What is the number of lines that include the word "from"? Provide only that figure.

+ + + + +

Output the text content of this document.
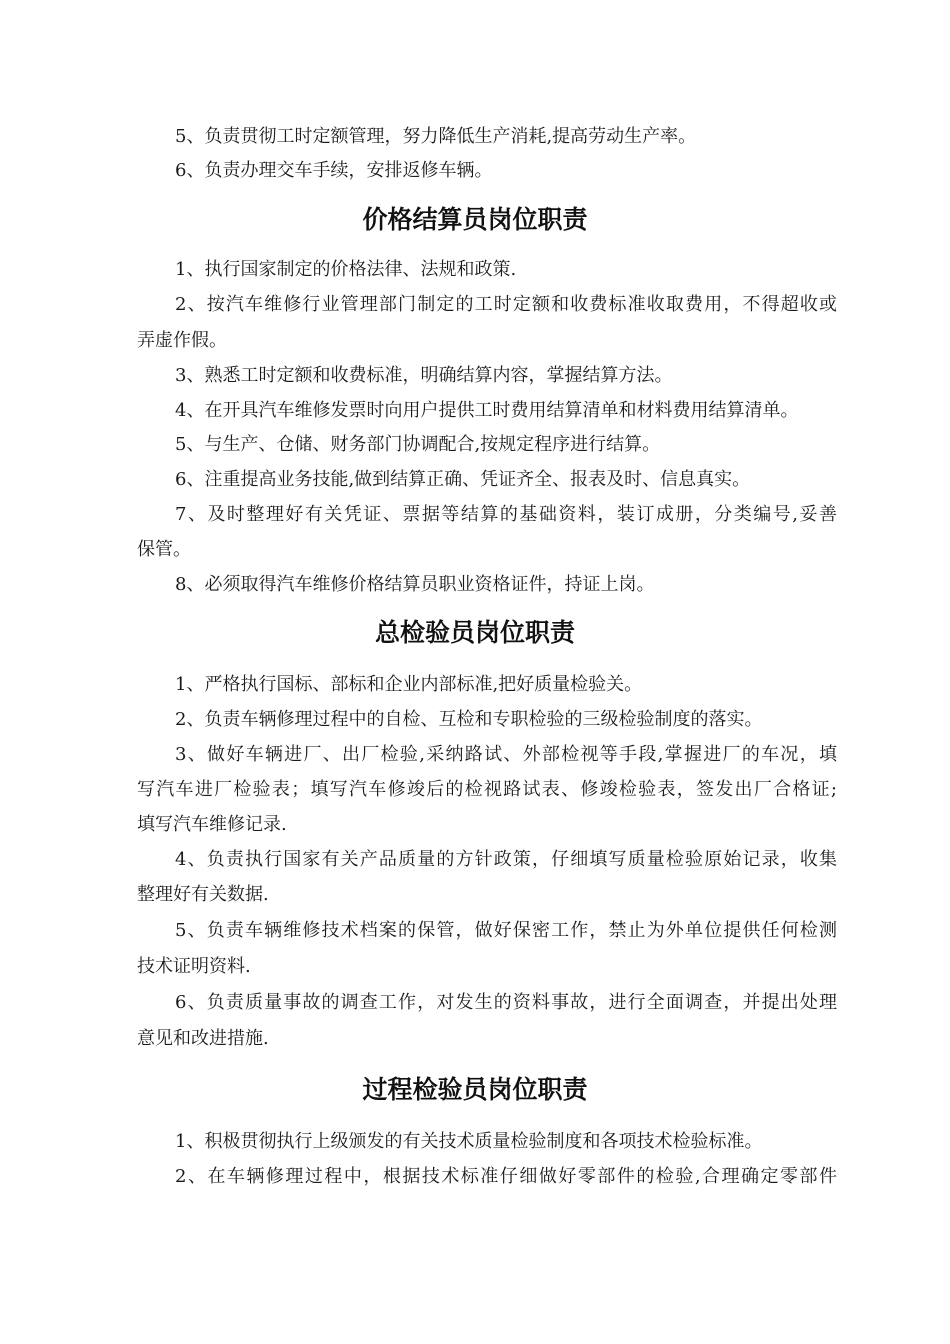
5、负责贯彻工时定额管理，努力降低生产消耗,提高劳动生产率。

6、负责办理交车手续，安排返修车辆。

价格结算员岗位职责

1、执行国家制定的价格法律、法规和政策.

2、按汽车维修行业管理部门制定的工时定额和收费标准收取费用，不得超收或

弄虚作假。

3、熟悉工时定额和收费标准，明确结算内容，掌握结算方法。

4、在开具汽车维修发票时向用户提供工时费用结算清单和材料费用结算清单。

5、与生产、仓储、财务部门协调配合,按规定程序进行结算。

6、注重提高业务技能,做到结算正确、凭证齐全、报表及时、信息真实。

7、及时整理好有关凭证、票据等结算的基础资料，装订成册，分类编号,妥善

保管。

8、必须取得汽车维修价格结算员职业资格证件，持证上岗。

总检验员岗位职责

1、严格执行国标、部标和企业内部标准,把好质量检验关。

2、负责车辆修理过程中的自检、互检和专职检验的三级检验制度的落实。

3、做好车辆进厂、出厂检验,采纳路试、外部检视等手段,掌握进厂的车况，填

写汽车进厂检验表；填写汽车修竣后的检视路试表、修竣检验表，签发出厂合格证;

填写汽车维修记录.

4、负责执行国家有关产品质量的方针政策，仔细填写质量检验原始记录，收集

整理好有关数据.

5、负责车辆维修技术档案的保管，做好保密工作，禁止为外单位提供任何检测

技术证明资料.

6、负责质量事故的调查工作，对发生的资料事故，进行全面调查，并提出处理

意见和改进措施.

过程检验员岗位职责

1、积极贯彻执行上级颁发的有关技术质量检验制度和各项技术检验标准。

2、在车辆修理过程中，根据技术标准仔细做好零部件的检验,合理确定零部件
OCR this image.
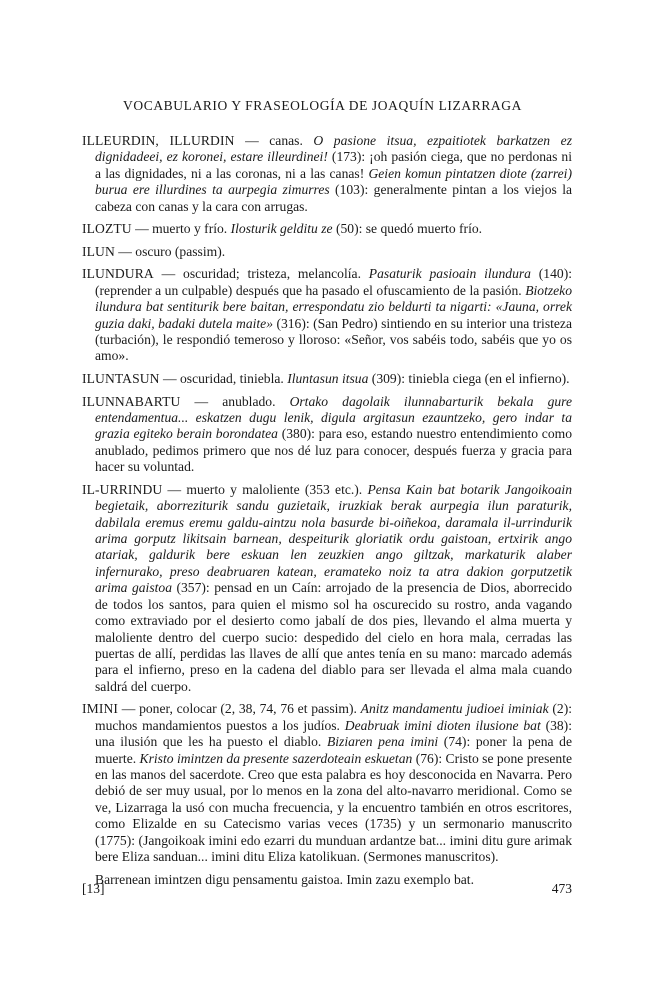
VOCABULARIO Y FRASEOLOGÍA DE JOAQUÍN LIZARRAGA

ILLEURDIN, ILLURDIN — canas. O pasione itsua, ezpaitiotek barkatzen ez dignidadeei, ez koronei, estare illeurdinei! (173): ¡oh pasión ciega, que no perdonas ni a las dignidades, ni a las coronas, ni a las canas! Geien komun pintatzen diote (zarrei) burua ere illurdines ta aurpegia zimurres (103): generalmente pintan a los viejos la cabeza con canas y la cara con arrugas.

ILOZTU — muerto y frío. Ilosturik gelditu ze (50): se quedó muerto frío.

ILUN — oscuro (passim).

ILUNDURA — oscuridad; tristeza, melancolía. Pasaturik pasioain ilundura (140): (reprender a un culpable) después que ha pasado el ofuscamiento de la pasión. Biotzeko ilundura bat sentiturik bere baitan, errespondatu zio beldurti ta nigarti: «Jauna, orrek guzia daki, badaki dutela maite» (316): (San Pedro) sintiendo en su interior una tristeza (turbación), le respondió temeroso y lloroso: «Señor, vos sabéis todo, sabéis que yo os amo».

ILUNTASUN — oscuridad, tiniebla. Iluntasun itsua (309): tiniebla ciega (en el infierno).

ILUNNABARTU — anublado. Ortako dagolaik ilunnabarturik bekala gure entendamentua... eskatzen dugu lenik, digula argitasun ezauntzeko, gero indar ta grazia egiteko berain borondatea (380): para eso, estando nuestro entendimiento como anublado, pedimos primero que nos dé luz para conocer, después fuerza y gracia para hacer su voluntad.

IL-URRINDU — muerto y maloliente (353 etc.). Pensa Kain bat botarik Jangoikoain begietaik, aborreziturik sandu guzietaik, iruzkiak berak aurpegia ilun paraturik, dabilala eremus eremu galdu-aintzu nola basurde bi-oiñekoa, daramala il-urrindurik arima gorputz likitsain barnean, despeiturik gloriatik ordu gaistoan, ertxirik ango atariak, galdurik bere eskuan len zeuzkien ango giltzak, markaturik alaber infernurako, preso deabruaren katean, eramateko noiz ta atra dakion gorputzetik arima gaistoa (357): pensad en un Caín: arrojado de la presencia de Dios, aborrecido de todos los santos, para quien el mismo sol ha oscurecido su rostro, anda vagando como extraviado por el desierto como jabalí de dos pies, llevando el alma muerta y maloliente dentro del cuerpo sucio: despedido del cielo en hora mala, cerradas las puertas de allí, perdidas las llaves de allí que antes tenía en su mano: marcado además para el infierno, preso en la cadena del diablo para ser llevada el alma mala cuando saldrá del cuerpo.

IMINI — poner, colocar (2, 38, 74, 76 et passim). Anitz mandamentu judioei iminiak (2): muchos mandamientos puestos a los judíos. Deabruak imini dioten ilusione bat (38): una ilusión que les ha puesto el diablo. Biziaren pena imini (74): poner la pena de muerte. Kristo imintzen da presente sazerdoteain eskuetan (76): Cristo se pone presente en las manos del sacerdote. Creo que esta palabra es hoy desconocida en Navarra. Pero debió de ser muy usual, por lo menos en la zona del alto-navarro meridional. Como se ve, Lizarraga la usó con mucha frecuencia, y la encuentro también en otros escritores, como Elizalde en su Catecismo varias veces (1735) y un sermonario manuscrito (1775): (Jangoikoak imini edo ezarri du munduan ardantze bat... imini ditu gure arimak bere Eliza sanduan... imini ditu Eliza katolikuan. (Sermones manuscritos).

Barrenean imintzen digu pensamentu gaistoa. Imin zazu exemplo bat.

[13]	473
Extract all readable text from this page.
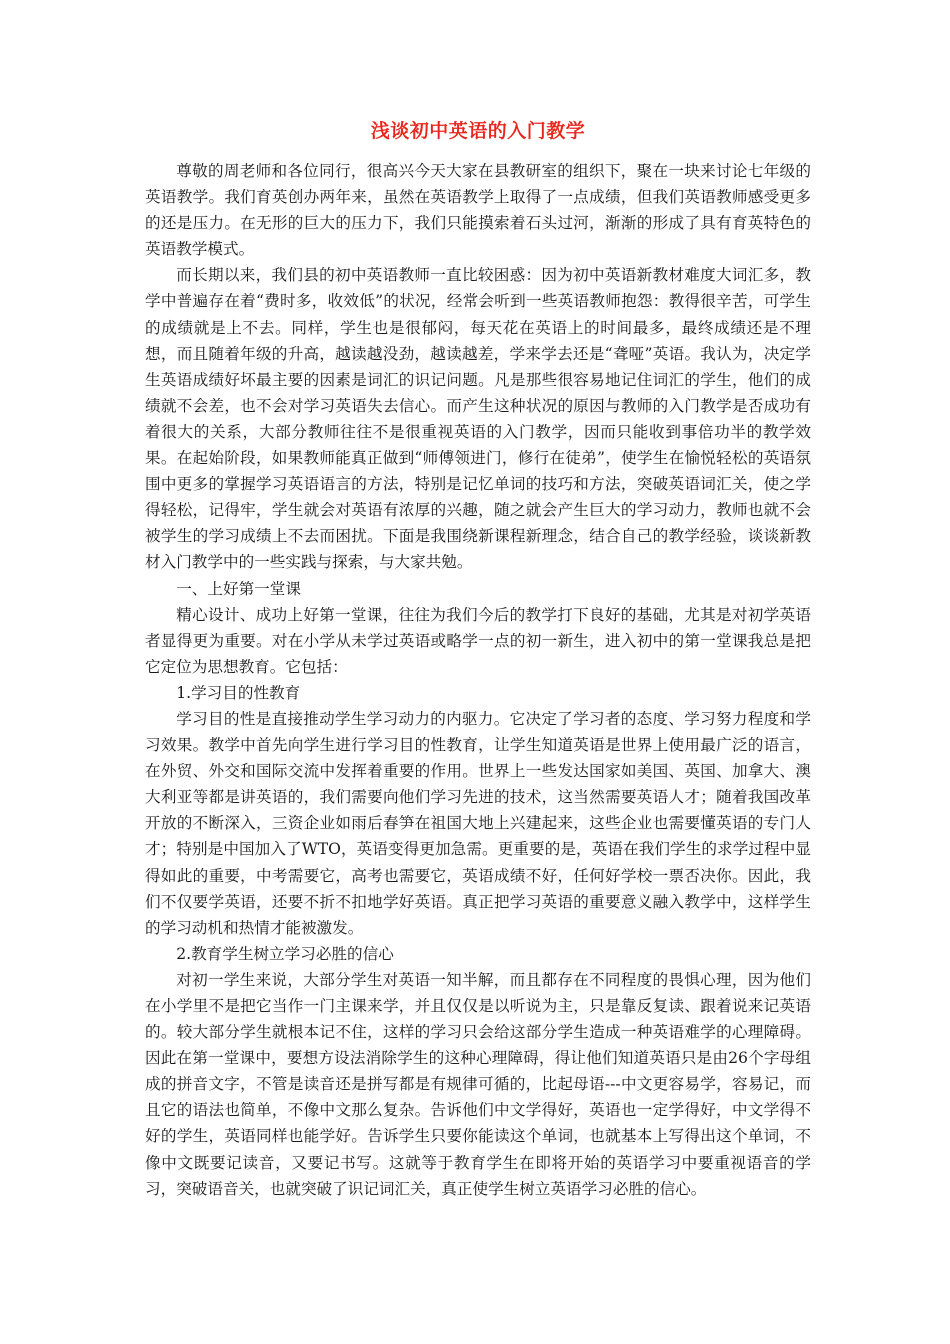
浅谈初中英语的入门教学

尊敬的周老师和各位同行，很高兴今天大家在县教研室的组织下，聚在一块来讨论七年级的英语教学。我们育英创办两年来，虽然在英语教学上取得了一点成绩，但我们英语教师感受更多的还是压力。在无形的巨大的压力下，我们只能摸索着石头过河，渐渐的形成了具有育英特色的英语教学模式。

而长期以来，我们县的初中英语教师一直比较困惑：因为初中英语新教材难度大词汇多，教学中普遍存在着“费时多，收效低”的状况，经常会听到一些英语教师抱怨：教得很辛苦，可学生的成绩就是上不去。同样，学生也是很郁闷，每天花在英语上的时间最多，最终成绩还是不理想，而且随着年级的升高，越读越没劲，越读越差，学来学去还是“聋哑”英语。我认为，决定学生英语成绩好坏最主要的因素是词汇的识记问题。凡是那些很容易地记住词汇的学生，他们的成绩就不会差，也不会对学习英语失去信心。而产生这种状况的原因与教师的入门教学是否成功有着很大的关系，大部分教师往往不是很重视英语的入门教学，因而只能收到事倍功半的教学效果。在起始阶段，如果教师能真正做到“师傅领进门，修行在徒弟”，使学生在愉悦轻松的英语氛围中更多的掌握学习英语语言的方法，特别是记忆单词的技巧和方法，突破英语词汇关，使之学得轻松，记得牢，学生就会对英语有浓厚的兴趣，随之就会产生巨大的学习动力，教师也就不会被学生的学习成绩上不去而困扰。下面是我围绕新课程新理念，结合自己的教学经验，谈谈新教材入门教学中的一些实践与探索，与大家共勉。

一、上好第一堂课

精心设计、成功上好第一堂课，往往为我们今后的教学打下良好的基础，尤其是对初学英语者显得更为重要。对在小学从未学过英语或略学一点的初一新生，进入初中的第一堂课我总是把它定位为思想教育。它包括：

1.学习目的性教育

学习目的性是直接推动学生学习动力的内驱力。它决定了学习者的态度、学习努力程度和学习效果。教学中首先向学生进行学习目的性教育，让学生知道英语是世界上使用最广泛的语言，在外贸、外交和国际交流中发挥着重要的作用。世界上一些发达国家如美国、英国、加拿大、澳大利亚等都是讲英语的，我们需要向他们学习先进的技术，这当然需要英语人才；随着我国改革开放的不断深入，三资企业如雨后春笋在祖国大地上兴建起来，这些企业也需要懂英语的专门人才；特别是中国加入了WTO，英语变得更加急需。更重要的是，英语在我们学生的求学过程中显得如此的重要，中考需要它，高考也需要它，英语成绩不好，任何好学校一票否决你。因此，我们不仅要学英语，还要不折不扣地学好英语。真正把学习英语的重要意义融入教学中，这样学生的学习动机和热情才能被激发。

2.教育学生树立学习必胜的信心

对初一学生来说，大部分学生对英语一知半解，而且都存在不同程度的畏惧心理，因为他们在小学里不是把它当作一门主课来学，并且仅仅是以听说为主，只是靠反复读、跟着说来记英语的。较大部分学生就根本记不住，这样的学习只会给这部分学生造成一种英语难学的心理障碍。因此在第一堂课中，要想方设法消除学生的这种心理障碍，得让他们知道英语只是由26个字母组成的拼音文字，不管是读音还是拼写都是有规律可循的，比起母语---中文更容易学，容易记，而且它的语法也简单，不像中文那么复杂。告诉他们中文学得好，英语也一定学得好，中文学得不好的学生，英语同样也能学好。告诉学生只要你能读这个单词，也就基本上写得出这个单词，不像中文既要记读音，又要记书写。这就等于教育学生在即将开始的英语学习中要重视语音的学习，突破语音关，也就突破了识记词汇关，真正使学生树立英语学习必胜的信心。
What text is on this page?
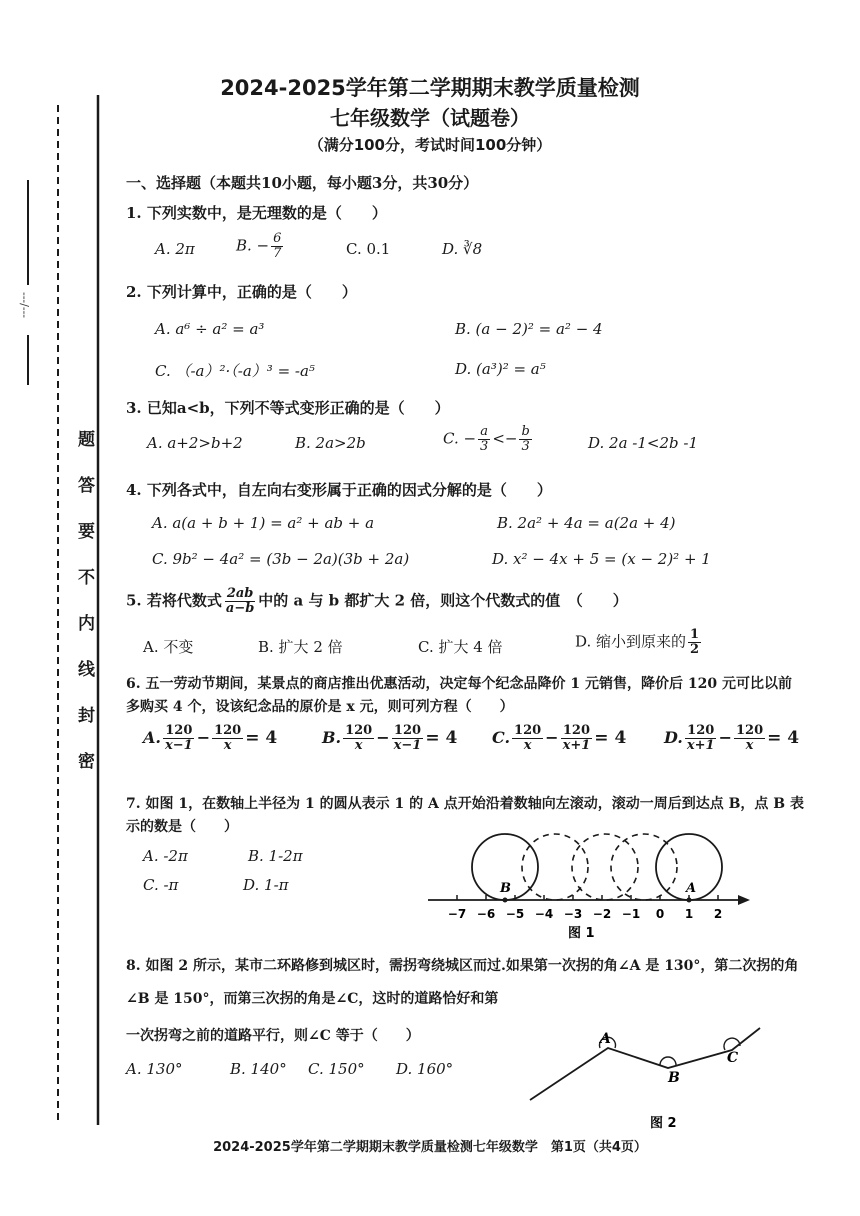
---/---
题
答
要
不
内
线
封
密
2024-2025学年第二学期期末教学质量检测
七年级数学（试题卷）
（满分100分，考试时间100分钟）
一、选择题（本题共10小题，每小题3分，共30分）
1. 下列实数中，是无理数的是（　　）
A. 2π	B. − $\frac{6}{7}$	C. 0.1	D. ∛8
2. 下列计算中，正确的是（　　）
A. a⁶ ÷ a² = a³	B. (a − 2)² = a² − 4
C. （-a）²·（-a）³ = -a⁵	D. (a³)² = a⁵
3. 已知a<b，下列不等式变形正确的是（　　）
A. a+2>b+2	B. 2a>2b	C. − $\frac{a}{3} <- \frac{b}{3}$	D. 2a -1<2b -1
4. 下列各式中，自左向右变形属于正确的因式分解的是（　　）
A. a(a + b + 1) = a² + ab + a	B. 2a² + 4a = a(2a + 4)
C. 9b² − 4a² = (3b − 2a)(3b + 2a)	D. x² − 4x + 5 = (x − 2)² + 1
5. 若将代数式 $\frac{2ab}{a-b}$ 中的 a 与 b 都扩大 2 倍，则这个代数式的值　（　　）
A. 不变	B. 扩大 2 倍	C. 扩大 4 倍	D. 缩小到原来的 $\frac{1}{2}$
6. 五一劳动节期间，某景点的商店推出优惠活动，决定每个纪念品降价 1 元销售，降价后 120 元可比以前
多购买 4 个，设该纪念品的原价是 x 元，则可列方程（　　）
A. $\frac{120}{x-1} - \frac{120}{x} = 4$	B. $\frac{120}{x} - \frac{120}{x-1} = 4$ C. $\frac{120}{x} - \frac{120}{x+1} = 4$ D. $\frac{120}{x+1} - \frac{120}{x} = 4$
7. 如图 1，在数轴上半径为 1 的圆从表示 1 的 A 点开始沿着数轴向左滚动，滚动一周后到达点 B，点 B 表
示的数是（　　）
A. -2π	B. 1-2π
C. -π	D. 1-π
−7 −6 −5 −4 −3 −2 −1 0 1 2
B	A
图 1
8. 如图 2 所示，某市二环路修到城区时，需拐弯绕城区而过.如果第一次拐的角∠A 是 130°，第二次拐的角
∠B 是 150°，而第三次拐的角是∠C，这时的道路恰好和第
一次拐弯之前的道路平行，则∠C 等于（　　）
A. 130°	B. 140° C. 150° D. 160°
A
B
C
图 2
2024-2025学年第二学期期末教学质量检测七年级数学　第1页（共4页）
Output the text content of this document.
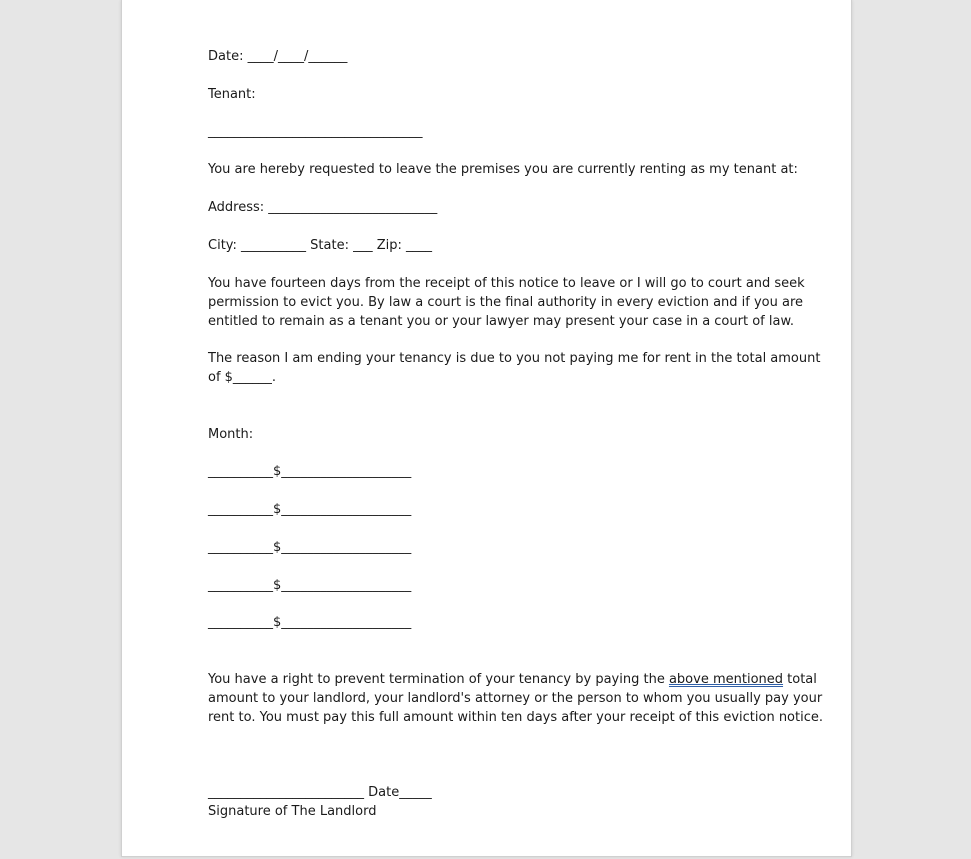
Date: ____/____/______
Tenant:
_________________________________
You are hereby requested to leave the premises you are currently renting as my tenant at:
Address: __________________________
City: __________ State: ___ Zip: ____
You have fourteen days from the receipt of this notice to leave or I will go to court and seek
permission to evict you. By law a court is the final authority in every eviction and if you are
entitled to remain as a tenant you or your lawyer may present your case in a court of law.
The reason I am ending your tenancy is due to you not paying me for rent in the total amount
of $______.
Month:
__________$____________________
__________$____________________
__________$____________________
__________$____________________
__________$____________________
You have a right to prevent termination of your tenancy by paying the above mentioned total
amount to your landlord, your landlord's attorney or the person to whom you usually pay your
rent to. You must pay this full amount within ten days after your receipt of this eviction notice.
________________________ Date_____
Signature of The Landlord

+ + + + +

• **ANSWER TO THIS TASK**
2